## Problem to work on:
Find the word "Heckscheibenwischer" in the data. Return every line where it appears.
━━━ Given data
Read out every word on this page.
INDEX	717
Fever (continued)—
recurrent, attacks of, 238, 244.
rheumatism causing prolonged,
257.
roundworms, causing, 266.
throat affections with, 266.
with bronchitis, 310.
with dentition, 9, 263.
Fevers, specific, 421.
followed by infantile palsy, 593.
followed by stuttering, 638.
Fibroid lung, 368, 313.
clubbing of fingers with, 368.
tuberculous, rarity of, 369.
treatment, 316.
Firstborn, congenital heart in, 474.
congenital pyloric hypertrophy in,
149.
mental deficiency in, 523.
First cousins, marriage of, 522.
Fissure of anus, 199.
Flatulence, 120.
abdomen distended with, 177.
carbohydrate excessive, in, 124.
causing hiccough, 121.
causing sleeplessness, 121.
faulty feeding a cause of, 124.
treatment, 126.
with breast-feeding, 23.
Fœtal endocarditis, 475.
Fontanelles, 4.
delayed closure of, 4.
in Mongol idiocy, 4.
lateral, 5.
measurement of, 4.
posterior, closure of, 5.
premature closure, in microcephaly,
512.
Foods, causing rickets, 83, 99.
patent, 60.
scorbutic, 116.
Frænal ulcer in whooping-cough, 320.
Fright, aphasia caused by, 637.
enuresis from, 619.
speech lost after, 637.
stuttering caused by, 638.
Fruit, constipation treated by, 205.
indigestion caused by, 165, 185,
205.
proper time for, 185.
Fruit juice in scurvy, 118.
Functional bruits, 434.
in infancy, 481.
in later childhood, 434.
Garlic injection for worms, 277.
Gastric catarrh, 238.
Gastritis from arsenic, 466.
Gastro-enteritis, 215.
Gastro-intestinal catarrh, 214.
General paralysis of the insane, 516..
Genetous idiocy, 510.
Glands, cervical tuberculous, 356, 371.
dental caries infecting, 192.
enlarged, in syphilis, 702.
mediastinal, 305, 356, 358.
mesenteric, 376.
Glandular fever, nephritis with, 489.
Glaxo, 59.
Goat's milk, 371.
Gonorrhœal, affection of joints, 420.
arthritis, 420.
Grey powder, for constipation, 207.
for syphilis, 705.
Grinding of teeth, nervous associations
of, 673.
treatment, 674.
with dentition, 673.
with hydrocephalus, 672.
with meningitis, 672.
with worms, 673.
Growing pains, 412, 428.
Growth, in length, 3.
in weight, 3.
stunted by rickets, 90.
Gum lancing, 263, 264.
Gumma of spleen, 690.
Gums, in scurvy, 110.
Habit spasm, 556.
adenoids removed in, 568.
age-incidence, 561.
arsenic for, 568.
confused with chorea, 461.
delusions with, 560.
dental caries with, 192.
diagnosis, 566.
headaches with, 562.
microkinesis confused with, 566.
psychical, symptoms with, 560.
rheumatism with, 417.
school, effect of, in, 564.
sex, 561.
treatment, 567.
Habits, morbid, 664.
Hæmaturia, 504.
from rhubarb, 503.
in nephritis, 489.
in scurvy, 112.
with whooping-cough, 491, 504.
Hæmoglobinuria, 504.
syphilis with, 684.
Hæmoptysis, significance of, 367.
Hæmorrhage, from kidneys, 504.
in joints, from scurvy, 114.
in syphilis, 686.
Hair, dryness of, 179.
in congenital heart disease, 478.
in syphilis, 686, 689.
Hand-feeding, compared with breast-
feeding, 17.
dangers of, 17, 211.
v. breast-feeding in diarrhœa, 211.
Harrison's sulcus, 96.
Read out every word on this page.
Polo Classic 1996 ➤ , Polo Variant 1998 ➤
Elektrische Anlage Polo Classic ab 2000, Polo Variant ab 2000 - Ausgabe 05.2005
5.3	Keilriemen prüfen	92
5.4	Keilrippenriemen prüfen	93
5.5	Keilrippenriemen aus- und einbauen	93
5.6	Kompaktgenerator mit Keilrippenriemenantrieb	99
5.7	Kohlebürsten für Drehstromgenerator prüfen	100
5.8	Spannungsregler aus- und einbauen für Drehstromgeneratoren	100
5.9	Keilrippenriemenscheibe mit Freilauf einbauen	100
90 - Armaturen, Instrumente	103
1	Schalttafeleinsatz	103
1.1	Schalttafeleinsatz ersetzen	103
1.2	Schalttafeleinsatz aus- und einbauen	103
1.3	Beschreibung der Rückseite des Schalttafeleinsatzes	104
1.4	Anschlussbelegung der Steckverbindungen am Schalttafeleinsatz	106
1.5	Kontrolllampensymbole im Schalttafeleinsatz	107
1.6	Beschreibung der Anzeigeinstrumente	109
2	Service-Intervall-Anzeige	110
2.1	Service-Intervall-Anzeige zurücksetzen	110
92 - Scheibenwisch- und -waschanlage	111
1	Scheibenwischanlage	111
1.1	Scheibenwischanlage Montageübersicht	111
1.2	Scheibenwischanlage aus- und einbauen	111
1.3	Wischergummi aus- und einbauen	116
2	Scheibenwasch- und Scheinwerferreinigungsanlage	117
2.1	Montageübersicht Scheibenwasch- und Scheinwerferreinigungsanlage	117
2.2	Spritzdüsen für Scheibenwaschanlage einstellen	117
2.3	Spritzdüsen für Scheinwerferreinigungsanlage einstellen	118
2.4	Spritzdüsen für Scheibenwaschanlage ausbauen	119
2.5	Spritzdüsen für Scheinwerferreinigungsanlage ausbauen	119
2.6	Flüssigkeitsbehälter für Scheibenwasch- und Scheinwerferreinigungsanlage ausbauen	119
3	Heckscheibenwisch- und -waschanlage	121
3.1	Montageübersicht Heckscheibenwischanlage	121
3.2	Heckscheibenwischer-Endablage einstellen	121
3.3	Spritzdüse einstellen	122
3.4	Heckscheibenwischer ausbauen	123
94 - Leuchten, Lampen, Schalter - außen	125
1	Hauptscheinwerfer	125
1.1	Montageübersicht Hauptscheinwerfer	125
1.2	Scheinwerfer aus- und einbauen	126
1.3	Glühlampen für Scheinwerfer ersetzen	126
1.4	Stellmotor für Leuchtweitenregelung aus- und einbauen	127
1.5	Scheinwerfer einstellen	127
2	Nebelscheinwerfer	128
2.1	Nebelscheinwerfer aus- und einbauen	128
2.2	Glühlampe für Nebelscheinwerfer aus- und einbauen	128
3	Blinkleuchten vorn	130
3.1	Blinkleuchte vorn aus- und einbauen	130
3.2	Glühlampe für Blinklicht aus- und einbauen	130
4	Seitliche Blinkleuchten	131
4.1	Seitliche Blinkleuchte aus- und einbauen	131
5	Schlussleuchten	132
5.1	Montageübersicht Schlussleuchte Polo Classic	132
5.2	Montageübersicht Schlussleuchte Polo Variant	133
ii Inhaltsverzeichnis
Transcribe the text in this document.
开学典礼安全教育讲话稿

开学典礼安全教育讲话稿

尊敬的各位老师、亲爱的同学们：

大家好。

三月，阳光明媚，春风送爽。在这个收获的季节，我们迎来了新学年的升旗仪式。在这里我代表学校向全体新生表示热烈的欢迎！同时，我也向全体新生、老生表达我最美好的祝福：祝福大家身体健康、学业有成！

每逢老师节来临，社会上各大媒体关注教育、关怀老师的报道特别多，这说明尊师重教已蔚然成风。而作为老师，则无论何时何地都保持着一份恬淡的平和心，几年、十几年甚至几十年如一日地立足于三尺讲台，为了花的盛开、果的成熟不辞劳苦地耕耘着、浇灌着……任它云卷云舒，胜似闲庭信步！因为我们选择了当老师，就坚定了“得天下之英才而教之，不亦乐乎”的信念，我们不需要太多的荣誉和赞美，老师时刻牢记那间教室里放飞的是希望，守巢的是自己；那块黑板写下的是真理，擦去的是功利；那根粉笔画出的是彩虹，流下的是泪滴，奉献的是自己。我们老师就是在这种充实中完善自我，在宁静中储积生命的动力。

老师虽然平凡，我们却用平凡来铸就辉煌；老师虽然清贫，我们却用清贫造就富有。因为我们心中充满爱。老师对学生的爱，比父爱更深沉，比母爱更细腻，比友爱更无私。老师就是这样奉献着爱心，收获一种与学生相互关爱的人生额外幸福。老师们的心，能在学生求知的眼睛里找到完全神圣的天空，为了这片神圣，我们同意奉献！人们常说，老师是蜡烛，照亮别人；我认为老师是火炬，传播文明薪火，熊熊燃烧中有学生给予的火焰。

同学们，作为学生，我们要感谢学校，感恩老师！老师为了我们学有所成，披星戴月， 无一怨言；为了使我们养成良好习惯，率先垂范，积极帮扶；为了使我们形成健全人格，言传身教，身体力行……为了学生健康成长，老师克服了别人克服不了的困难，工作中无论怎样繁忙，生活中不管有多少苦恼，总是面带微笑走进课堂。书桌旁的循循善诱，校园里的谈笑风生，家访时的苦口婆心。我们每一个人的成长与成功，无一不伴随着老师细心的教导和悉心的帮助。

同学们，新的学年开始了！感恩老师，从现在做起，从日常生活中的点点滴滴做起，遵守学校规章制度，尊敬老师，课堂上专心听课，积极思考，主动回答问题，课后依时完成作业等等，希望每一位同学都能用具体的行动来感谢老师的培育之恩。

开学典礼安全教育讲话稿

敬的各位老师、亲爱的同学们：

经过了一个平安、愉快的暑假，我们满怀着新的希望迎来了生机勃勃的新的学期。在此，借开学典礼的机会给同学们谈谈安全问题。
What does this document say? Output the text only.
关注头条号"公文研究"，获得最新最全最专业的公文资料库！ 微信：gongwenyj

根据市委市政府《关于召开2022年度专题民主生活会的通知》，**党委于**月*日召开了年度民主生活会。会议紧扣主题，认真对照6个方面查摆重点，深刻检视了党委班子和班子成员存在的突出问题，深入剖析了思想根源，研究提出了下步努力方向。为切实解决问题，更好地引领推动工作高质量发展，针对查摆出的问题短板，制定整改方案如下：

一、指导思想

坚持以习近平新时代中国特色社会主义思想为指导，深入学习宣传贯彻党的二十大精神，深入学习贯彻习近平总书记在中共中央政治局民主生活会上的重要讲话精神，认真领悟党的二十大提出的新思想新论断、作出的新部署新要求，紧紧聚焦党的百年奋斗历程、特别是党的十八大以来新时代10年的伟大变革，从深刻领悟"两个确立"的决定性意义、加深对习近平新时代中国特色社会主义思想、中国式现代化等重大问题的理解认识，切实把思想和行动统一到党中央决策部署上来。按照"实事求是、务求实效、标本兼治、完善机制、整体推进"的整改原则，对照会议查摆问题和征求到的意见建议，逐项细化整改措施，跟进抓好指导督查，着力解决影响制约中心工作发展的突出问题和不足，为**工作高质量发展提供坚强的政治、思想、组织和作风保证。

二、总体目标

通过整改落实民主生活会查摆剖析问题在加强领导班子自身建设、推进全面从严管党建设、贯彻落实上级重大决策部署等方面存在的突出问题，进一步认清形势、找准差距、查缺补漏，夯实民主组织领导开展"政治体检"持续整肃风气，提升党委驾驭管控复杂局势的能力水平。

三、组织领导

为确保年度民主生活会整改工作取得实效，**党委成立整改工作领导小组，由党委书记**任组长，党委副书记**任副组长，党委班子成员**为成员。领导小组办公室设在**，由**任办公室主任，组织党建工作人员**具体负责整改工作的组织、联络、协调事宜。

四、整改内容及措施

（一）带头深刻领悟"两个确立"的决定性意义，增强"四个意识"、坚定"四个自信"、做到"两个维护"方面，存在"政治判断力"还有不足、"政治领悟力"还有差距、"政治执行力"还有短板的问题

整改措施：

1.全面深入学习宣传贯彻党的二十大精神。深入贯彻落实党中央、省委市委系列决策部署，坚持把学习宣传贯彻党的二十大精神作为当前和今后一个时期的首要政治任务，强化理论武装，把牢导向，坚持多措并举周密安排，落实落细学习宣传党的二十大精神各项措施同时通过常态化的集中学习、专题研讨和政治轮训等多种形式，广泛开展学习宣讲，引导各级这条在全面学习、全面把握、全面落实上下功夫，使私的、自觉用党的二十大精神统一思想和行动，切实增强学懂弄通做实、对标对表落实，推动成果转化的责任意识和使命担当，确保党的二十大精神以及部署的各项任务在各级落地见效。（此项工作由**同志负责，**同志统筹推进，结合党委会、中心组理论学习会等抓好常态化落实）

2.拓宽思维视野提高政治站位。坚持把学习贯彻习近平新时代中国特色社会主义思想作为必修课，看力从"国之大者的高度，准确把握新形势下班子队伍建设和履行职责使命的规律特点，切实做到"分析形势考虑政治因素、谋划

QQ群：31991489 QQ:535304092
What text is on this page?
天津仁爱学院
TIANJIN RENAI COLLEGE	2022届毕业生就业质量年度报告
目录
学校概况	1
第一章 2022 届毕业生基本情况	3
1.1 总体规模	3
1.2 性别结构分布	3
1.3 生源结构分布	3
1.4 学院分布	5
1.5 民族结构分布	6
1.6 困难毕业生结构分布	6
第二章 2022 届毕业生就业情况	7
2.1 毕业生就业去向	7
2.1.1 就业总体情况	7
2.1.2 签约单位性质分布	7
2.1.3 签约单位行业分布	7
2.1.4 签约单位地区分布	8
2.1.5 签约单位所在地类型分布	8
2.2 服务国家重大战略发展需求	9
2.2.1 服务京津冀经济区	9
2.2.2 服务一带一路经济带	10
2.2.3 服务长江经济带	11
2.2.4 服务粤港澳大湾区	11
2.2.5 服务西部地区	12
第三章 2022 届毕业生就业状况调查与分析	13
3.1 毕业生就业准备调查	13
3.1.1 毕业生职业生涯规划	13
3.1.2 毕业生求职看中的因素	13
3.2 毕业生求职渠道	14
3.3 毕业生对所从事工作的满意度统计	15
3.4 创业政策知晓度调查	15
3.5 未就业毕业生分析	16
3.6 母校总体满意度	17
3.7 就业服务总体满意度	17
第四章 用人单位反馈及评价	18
━━━━━━
## Task solution:
3.2	Heckscheibenwischer-Endablage einstellen	121
3.4	Heckscheibenwischer ausbauen	123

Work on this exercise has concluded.